What this task involves ->
Would you write out the entries below, every one of them, exactly?

** start Provided data **

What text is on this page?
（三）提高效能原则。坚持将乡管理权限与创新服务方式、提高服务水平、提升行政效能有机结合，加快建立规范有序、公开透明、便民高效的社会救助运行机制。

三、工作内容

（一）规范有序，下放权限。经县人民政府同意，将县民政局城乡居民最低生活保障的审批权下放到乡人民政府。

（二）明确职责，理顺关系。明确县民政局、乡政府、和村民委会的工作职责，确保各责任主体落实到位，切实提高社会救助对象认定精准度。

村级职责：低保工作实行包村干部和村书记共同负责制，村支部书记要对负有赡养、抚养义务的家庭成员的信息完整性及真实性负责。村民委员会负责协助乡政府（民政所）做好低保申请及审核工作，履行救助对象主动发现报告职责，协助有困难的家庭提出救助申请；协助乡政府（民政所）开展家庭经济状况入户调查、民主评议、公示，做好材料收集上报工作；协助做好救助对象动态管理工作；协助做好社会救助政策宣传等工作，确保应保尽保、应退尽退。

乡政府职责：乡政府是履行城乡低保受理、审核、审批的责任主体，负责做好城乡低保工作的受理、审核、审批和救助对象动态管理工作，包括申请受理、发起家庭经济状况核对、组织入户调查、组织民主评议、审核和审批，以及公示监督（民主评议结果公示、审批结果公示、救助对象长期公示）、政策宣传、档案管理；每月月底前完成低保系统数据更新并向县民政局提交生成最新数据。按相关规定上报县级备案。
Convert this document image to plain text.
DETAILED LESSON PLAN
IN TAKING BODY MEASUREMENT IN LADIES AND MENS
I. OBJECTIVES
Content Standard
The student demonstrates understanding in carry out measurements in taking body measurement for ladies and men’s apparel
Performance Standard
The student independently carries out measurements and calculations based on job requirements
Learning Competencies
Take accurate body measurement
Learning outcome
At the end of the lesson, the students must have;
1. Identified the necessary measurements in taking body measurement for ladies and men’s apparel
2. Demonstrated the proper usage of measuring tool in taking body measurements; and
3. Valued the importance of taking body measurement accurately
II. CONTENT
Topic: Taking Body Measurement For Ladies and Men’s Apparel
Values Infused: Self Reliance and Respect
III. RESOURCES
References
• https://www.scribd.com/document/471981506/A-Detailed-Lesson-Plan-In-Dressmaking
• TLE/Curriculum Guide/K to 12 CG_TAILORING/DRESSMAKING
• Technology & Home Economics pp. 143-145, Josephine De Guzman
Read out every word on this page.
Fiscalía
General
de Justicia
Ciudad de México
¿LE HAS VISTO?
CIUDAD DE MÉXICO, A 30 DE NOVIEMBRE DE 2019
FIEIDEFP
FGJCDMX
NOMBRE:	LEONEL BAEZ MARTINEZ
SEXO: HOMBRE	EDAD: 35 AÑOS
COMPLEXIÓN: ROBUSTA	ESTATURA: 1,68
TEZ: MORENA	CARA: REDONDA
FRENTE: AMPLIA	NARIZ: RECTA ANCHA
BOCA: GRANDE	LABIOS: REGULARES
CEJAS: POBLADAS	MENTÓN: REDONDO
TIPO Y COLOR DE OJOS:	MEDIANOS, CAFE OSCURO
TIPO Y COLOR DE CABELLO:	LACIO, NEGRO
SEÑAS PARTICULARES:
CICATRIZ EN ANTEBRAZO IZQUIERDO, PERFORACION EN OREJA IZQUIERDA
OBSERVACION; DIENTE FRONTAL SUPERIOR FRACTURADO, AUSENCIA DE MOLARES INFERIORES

** end Provided data **

Solved problem ->
What text is on this page?
（三）提高效能原则。坚持将乡管理权限与创新服务方式、提高服务水平、提升行政效能有机结合，加快建立规范有序、公开透明、便民高效的社会救助运行机制。

三、工作内容

（一）规范有序，下放权限。经县人民政府同意，将县民政局城乡居民最低生活保障的审批权下放到乡人民政府。

（二）明确职责，理顺关系。明确县民政局、乡政府、和村民委会的工作职责，确保各责任主体落实到位，切实提高社会救助对象认定精准度。

村级职责：低保工作实行包村干部和村书记共同负责制，村支部书记要对负有赡养、抚养义务的家庭成员的信息完整性及真实性负责。村民委员会负责协助乡政府（民政所）做好低保申请及审核工作，履行救助对象主动发现报告职责，协助有困难的家庭提出救助申请；协助乡政府（民政所）开展家庭经济状况入户调查、民主评议、公示，做好材料收集上报工作；协助做好救助对象动态管理工作；协助做好社会救助政策宣传等工作，确保应保尽保、应退尽退。

乡政府职责：乡政府是履行城乡低保受理、审核、审批的责任主体，负责做好城乡低保工作的受理、审核、审批和救助对象动态管理工作，包括申请受理、发起家庭经济状况核对、组织入户调查、组织民主评议、审核和审批，以及公示监督（民主评议结果公示、审批结果公示、救助对象长期公示）、政策宣传、档案管理；每月月底前完成低保系统数据更新并向县民政局提交生成最新数据。按相关规定上报县级备案。
Convert this document image to plain text.
DETAILED LESSON PLAN
IN TAKING BODY MEASUREMENT IN LADIES AND MENS
I. OBJECTIVES
Content Standard
The student demonstrates understanding in carry out measurements in taking body measurement for ladies and men’s apparel
Performance Standard
The student independently carries out measurements and calculations based on job requirements
Learning Competencies
Take accurate body measurement
Learning outcome
At the end of the lesson, the students must have;
1. Identified the necessary measurements in taking body measurement for ladies and men’s apparel
2. Demonstrated the proper usage of measuring tool in taking body measurements; and
3. Valued the importance of taking body measurement accurately
II. CONTENT
Topic: Taking Body Measurement For Ladies and Men’s Apparel
Values Infused: Self Reliance and Respect
III. RESOURCES
References
• https://www.scribd.com/document/471981506/A-Detailed-Lesson-Plan-In-Dressmaking
• TLE/Curriculum Guide/K to 12 CG_TAILORING/DRESSMAKING
• Technology & Home Economics pp. 143-145, Josephine De Guzman
Read out every word on this page.
Fiscalía
General
de Justicia
Ciudad de México
¿LE HAS VISTO?
CIUDAD DE MÉXICO, A 30 DE NOVIEMBRE DE 2019
FIEIDEFP
FGJCDMX
NOMBRE:	LEONEL BAEZ MARTINEZ
SEXO: HOMBRE	EDAD: 35 AÑOS
COMPLEXIÓN: ROBUSTA	ESTATURA: 1,68
TEZ: MORENA	CARA: REDONDA
FRENTE: AMPLIA	NARIZ: RECTA ANCHA
BOCA: GRANDE	LABIOS: REGULARES
CEJAS: POBLADAS	MENTÓN: REDONDO
TIPO Y COLOR DE OJOS:	MEDIANOS, CAFE OSCURO
TIPO Y COLOR DE CABELLO:	LACIO, NEGRO
SEÑAS PARTICULARES:
CICATRIZ EN ANTEBRAZO IZQUIERDO, PERFORACION EN OREJA IZQUIERDA
OBSERVACION; DIENTE FRONTAL SUPERIOR FRACTURADO, AUSENCIA DE MOLARES INFERIORES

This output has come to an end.